[START Data to process]
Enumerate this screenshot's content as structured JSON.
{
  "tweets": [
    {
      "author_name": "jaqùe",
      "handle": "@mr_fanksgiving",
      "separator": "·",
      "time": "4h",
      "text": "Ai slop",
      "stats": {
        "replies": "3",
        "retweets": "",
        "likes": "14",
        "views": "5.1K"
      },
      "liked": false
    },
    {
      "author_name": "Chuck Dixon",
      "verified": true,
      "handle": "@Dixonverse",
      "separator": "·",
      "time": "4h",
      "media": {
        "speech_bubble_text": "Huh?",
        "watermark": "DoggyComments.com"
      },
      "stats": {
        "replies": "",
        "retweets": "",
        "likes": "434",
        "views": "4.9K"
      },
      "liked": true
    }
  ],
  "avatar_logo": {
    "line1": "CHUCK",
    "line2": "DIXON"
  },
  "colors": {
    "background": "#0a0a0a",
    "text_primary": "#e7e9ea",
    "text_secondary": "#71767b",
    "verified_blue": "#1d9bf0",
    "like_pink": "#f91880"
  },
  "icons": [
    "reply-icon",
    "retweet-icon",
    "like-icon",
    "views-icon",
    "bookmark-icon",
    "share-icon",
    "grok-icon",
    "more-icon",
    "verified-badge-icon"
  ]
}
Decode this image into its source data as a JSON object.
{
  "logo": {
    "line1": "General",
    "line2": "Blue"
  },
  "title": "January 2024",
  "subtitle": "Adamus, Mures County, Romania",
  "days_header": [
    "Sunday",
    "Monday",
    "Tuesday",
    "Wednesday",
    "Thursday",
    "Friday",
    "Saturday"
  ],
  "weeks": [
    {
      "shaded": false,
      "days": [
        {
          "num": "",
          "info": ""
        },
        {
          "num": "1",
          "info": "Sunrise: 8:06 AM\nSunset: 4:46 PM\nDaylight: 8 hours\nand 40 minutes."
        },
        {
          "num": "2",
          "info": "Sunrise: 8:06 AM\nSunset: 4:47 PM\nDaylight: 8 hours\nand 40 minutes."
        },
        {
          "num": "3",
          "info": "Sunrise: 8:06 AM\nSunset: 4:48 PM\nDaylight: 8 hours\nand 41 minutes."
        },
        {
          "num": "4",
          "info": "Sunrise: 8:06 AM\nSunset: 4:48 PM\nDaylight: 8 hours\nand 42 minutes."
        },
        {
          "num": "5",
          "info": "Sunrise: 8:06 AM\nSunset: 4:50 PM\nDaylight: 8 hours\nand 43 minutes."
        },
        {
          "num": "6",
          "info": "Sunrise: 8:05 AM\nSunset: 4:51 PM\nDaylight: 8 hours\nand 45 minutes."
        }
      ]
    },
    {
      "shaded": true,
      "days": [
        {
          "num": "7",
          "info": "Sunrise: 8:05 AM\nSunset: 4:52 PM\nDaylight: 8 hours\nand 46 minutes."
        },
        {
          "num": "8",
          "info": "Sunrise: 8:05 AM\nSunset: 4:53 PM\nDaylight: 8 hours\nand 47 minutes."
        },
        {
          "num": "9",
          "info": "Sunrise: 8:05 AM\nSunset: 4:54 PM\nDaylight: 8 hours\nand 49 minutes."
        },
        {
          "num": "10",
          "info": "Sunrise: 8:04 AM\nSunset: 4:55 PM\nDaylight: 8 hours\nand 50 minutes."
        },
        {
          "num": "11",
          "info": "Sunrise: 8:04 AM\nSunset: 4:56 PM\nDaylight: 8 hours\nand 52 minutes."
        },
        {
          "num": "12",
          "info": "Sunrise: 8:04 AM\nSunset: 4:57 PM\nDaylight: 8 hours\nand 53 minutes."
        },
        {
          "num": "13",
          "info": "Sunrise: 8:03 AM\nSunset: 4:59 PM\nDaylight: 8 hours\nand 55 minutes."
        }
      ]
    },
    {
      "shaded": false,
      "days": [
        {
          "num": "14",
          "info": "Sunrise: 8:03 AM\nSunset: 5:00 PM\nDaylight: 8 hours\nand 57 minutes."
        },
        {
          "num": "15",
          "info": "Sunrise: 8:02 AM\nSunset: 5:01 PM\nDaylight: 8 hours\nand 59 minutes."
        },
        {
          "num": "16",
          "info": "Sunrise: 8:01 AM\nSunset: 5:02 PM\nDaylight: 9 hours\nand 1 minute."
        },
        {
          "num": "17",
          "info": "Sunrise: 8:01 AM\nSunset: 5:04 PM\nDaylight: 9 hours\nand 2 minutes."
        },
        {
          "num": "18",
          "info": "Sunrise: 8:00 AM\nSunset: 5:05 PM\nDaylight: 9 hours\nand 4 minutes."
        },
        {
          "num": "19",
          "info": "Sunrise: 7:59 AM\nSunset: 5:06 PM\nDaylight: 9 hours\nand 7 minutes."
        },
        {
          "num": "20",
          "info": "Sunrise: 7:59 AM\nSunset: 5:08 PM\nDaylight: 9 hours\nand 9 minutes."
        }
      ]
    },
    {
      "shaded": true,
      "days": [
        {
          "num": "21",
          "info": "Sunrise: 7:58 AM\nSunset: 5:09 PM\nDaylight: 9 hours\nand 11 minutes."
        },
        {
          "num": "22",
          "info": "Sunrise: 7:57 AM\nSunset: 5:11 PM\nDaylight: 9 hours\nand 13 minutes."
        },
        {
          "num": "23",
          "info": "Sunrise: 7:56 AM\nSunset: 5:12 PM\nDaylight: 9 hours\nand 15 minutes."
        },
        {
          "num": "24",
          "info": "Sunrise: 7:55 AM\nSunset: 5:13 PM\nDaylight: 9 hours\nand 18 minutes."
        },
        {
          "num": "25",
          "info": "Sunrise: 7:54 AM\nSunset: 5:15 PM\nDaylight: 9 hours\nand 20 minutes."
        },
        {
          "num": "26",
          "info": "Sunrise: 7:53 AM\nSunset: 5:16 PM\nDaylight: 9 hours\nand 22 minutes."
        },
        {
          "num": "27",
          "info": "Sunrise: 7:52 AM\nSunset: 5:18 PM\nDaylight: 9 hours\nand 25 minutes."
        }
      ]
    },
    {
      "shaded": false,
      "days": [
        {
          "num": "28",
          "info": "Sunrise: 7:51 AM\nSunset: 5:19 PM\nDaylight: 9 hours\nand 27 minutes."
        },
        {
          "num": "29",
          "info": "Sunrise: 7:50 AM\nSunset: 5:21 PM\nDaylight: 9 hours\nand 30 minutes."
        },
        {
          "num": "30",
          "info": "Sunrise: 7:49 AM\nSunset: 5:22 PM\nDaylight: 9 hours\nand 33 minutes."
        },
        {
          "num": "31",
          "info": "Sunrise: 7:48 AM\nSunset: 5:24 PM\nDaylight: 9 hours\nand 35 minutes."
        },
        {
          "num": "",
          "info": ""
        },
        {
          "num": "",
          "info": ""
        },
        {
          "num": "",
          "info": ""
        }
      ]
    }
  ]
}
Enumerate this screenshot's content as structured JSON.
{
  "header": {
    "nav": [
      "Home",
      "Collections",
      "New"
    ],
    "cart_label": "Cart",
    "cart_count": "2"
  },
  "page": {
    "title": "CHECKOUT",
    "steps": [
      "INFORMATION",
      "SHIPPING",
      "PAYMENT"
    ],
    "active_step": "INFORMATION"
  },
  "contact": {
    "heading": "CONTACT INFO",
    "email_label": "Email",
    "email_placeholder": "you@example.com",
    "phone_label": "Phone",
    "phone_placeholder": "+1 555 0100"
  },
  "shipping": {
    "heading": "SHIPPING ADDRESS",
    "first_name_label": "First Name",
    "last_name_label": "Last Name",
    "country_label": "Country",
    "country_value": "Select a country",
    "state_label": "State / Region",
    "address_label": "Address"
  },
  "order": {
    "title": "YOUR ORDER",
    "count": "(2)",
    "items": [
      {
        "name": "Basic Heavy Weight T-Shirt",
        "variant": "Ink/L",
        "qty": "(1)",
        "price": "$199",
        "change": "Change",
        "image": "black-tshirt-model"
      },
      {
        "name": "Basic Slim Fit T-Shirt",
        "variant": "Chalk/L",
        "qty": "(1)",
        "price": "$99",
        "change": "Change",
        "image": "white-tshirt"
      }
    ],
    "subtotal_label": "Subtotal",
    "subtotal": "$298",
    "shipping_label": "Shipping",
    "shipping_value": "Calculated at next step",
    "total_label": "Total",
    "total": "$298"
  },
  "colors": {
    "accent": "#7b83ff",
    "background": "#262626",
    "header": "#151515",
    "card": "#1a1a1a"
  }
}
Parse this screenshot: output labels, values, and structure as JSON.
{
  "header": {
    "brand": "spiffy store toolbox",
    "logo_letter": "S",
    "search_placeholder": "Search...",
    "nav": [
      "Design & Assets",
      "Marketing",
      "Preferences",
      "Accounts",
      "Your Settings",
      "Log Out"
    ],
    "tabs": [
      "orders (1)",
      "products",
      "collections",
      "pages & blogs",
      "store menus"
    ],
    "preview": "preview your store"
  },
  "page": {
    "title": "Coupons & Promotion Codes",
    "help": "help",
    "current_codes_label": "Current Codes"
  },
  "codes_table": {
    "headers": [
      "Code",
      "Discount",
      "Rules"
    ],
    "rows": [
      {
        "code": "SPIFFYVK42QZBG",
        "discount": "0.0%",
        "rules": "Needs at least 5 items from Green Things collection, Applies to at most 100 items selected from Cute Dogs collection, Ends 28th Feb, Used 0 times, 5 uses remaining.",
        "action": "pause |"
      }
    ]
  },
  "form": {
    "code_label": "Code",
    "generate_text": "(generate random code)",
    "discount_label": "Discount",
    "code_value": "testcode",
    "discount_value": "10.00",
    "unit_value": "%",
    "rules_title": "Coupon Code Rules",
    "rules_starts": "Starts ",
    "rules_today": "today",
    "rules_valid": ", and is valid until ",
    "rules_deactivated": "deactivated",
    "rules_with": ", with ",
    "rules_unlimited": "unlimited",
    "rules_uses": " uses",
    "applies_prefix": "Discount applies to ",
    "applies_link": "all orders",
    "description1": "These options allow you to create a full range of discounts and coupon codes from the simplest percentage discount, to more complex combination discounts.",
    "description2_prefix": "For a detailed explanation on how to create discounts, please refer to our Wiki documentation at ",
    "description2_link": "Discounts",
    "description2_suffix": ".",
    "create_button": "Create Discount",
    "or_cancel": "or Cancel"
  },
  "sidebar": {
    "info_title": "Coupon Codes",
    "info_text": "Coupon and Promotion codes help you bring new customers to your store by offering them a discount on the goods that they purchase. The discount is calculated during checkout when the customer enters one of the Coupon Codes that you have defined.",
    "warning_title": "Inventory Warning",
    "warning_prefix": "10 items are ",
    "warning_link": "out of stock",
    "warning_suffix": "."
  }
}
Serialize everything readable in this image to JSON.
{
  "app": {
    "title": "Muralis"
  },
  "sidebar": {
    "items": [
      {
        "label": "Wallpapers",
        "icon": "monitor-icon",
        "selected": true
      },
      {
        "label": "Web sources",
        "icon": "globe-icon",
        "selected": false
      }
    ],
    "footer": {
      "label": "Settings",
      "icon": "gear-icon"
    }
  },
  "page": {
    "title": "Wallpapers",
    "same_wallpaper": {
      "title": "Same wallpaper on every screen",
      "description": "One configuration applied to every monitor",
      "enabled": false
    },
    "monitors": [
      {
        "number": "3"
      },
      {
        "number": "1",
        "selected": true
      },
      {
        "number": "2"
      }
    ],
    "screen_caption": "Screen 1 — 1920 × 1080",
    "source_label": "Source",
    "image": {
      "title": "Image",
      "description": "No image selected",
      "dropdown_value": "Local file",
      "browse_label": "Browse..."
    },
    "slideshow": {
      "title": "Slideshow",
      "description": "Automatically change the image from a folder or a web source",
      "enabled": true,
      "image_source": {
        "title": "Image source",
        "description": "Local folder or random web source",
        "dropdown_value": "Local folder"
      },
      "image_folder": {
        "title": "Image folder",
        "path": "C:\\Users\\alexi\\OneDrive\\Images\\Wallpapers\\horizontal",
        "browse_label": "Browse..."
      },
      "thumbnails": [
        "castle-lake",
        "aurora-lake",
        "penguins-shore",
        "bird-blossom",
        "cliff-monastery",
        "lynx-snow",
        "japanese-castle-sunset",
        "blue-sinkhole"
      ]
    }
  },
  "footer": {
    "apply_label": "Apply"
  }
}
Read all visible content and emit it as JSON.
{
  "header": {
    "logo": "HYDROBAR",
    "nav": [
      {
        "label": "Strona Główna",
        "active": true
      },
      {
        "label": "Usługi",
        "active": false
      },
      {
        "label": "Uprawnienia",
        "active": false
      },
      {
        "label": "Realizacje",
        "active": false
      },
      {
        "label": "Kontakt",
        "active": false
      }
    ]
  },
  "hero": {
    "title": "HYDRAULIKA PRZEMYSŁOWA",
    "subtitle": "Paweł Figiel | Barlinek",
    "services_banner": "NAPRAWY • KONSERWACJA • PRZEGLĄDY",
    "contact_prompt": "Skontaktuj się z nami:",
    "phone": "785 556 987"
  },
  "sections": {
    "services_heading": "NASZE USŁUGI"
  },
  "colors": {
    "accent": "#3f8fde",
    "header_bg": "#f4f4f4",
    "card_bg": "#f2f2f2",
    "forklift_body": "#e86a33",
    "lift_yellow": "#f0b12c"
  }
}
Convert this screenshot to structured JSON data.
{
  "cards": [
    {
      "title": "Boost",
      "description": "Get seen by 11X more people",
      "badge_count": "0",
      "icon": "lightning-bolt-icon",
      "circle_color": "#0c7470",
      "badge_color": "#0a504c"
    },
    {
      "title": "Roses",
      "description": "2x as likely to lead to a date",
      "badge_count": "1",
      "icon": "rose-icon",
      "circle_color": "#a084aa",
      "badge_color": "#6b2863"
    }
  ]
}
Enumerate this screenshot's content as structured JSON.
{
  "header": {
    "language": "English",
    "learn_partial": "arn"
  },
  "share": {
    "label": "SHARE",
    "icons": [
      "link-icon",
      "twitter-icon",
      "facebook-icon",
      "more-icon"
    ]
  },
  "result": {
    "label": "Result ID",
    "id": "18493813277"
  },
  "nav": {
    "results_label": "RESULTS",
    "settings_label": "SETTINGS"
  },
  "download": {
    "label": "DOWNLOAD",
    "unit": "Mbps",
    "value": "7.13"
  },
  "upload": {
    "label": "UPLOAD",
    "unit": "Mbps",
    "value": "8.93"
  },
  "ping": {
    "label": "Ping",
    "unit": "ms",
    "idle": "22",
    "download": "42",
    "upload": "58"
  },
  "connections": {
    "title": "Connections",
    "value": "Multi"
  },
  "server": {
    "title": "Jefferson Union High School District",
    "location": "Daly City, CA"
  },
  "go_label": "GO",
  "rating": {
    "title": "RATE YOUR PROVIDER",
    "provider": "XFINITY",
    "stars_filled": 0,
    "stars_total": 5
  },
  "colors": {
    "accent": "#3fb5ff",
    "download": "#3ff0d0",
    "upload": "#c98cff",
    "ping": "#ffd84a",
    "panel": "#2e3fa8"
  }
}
[END Data to process]
Your task: From the records above, report the count of lines containing "tshirt" and nothing more.

Full answer: 2